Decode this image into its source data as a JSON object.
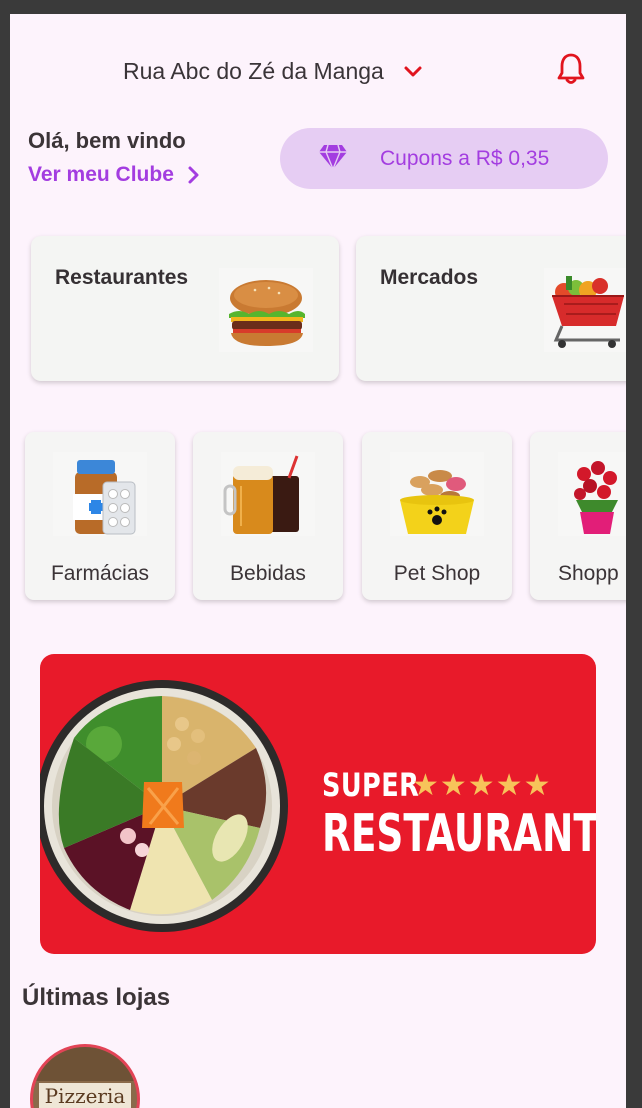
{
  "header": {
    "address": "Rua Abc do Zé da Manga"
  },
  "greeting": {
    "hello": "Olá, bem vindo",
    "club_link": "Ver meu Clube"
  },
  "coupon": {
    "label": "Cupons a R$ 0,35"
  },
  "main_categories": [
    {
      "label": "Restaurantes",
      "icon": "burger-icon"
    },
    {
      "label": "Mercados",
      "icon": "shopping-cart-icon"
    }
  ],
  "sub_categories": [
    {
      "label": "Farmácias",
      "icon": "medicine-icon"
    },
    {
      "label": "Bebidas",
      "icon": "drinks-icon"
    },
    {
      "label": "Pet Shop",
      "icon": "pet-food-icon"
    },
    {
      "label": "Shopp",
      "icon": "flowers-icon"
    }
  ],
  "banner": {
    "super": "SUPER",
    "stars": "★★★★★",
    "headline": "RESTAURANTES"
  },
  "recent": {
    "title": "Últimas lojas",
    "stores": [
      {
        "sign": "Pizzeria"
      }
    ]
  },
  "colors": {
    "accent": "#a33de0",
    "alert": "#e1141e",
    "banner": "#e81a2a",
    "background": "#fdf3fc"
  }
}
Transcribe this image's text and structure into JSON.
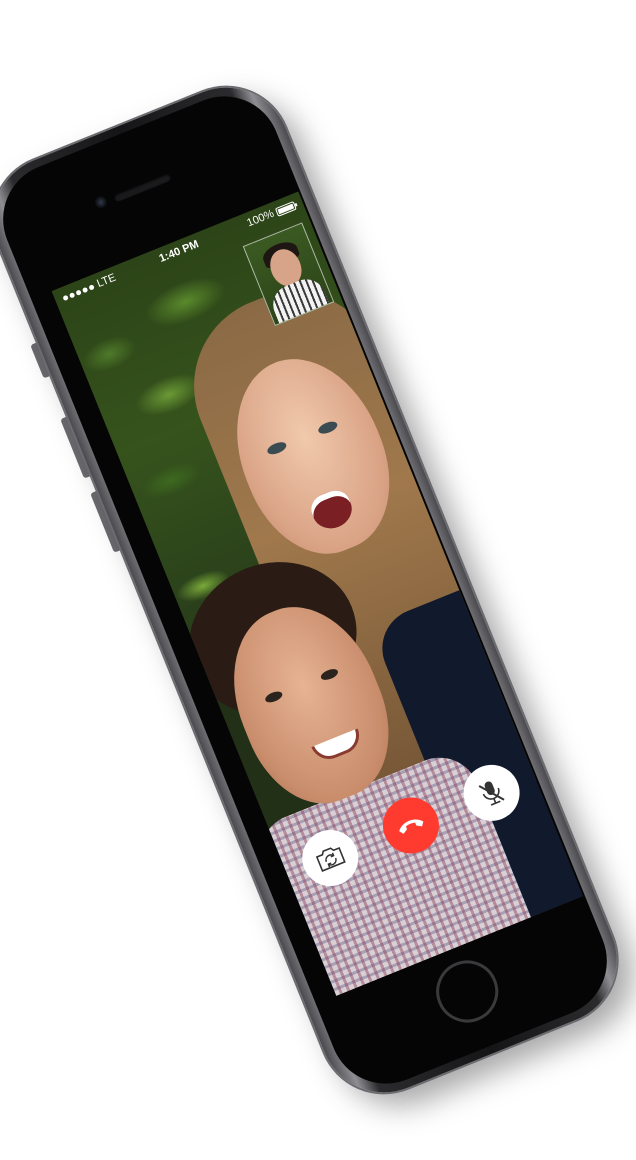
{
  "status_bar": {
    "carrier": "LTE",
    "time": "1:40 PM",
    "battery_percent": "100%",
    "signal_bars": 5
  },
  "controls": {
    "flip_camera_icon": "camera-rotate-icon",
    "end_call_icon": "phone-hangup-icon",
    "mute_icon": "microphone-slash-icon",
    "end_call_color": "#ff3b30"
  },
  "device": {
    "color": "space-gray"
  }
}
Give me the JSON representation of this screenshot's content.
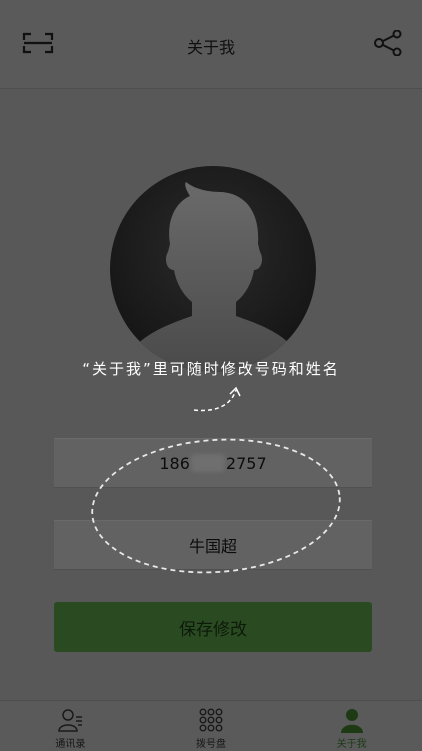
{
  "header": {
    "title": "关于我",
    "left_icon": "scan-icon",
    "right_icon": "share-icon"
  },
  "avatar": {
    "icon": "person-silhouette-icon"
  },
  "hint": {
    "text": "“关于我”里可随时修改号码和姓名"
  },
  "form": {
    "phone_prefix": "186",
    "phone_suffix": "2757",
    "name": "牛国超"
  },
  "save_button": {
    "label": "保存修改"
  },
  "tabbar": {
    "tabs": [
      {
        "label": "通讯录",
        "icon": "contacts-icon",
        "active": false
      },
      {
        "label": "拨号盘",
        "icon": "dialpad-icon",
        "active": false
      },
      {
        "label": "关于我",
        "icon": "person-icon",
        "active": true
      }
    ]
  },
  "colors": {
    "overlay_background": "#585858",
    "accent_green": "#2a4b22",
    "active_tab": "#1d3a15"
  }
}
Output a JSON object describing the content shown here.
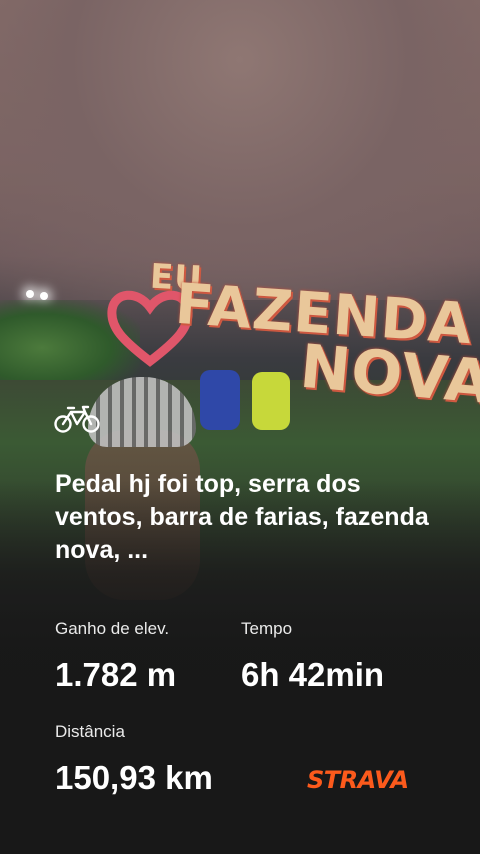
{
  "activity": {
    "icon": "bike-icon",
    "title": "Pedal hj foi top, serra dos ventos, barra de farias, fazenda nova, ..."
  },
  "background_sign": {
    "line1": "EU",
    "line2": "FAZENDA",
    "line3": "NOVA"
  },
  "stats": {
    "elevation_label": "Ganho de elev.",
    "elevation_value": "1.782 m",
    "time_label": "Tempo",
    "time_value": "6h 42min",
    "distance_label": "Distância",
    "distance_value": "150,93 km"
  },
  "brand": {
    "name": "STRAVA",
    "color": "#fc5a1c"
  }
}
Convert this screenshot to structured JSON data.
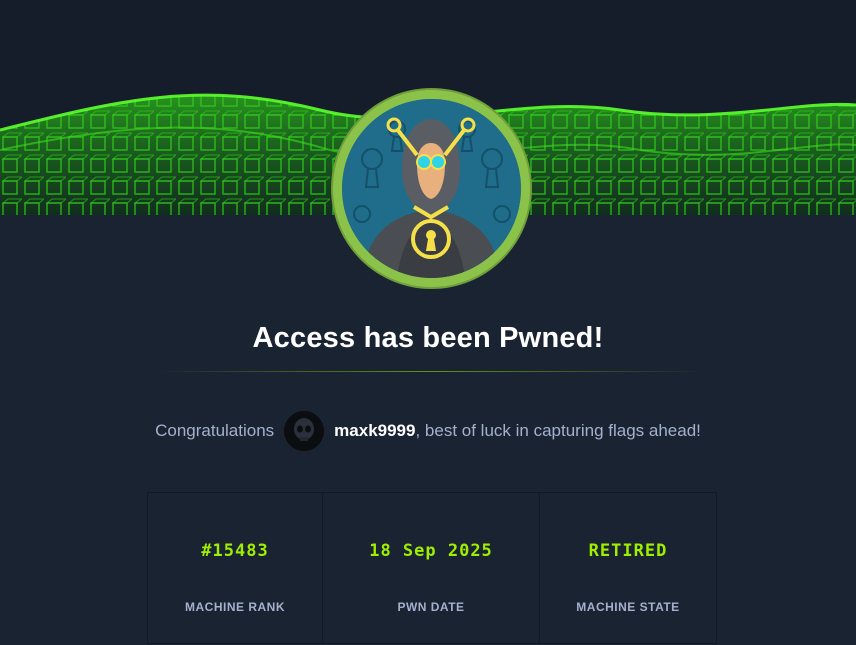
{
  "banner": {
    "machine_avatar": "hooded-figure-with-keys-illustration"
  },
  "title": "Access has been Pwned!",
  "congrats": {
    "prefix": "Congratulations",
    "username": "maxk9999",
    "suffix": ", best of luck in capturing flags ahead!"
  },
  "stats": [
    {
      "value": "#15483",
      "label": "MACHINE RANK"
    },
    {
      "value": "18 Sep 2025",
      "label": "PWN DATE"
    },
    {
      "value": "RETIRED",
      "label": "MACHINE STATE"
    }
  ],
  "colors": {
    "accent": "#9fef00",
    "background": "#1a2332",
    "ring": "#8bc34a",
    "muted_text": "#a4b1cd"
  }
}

========================================

◆ Challenge ◆
Omit the pictures, and please restate word for word the lines running from the line with "Output a JSON" to the end of the entries.

◆ Task response ◆
Output a JSON object describing the content shown here.
{
  "activity": {
    "icon": "bike-icon",
    "title": "Pedal hj foi top, serra dos ventos, barra de farias, fazenda nova, ..."
  },
  "background_sign": {
    "line1": "EU",
    "line2": "FAZENDA",
    "line3": "NOVA"
  },
  "stats": {
    "elevation_label": "Ganho de elev.",
    "elevation_value": "1.782 m",
    "time_label": "Tempo",
    "time_value": "6h 42min",
    "distance_label": "Distância",
    "distance_value": "150,93 km"
  },
  "brand": {
    "name": "STRAVA",
    "color": "#fc5a1c"
  }
}
Convert this screenshot to structured JSON data.
{
  "banner": {
    "machine_avatar": "hooded-figure-with-keys-illustration"
  },
  "title": "Access has been Pwned!",
  "congrats": {
    "prefix": "Congratulations",
    "username": "maxk9999",
    "suffix": ", best of luck in capturing flags ahead!"
  },
  "stats": [
    {
      "value": "#15483",
      "label": "MACHINE RANK"
    },
    {
      "value": "18 Sep 2025",
      "label": "PWN DATE"
    },
    {
      "value": "RETIRED",
      "label": "MACHINE STATE"
    }
  ],
  "colors": {
    "accent": "#9fef00",
    "background": "#1a2332",
    "ring": "#8bc34a",
    "muted_text": "#a4b1cd"
  }
}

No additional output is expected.